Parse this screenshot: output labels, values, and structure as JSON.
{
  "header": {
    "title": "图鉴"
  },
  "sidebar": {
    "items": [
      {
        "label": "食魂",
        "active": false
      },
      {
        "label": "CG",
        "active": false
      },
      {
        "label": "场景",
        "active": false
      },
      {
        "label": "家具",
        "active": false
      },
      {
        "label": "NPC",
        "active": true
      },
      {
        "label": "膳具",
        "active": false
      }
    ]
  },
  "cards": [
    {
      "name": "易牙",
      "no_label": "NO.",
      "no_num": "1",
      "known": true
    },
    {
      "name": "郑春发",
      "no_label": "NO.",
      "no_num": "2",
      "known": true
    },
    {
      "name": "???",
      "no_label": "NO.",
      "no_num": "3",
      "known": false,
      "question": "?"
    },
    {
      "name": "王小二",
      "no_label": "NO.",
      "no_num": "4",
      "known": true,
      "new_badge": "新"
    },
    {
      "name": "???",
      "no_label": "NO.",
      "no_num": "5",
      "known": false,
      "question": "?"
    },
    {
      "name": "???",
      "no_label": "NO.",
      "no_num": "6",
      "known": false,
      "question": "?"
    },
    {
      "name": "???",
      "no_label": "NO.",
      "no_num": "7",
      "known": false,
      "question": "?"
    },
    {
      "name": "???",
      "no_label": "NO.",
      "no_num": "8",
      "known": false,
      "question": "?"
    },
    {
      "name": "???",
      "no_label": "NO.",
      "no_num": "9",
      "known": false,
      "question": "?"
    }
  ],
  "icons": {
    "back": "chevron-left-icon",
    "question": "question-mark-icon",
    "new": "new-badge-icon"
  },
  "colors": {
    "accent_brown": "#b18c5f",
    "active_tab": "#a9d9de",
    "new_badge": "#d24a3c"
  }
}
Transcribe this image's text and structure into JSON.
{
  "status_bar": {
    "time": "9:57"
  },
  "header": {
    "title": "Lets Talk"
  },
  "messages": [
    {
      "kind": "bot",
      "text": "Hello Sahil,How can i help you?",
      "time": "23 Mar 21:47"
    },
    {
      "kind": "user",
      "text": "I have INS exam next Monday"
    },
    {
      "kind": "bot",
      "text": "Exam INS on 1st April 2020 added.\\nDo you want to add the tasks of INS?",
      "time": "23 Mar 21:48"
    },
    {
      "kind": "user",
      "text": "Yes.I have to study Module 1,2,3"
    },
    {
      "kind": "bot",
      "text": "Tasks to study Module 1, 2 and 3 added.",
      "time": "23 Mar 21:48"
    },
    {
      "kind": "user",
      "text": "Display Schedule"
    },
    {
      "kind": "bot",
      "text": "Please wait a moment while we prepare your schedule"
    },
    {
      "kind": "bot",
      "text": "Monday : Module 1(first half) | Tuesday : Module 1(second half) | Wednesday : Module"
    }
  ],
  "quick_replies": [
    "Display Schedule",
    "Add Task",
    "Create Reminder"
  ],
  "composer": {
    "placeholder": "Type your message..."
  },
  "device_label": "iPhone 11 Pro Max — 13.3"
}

________________________________________

Transcribe every entry exactly.

ANSWER TO THIS PROBLEM:
Parse this screenshot: output labels, values, and structure as JSON.
{
  "header": {
    "title": "图鉴"
  },
  "sidebar": {
    "items": [
      {
        "label": "食魂",
        "active": false
      },
      {
        "label": "CG",
        "active": false
      },
      {
        "label": "场景",
        "active": false
      },
      {
        "label": "家具",
        "active": false
      },
      {
        "label": "NPC",
        "active": true
      },
      {
        "label": "膳具",
        "active": false
      }
    ]
  },
  "cards": [
    {
      "name": "易牙",
      "no_label": "NO.",
      "no_num": "1",
      "known": true
    },
    {
      "name": "郑春发",
      "no_label": "NO.",
      "no_num": "2",
      "known": true
    },
    {
      "name": "???",
      "no_label": "NO.",
      "no_num": "3",
      "known": false,
      "question": "?"
    },
    {
      "name": "王小二",
      "no_label": "NO.",
      "no_num": "4",
      "known": true,
      "new_badge": "新"
    },
    {
      "name": "???",
      "no_label": "NO.",
      "no_num": "5",
      "known": false,
      "question": "?"
    },
    {
      "name": "???",
      "no_label": "NO.",
      "no_num": "6",
      "known": false,
      "question": "?"
    },
    {
      "name": "???",
      "no_label": "NO.",
      "no_num": "7",
      "known": false,
      "question": "?"
    },
    {
      "name": "???",
      "no_label": "NO.",
      "no_num": "8",
      "known": false,
      "question": "?"
    },
    {
      "name": "???",
      "no_label": "NO.",
      "no_num": "9",
      "known": false,
      "question": "?"
    }
  ],
  "icons": {
    "back": "chevron-left-icon",
    "question": "question-mark-icon",
    "new": "new-badge-icon"
  },
  "colors": {
    "accent_brown": "#b18c5f",
    "active_tab": "#a9d9de",
    "new_badge": "#d24a3c"
  }
}
Transcribe this image's text and structure into JSON.
{
  "status_bar": {
    "time": "9:57"
  },
  "header": {
    "title": "Lets Talk"
  },
  "messages": [
    {
      "kind": "bot",
      "text": "Hello Sahil,How can i help you?",
      "time": "23 Mar 21:47"
    },
    {
      "kind": "user",
      "text": "I have INS exam next Monday"
    },
    {
      "kind": "bot",
      "text": "Exam INS on 1st April 2020 added.\\nDo you want to add the tasks of INS?",
      "time": "23 Mar 21:48"
    },
    {
      "kind": "user",
      "text": "Yes.I have to study Module 1,2,3"
    },
    {
      "kind": "bot",
      "text": "Tasks to study Module 1, 2 and 3 added.",
      "time": "23 Mar 21:48"
    },
    {
      "kind": "user",
      "text": "Display Schedule"
    },
    {
      "kind": "bot",
      "text": "Please wait a moment while we prepare your schedule"
    },
    {
      "kind": "bot",
      "text": "Monday : Module 1(first half) | Tuesday : Module 1(second half) | Wednesday : Module"
    }
  ],
  "quick_replies": [
    "Display Schedule",
    "Add Task",
    "Create Reminder"
  ],
  "composer": {
    "placeholder": "Type your message..."
  },
  "device_label": "iPhone 11 Pro Max — 13.3"
}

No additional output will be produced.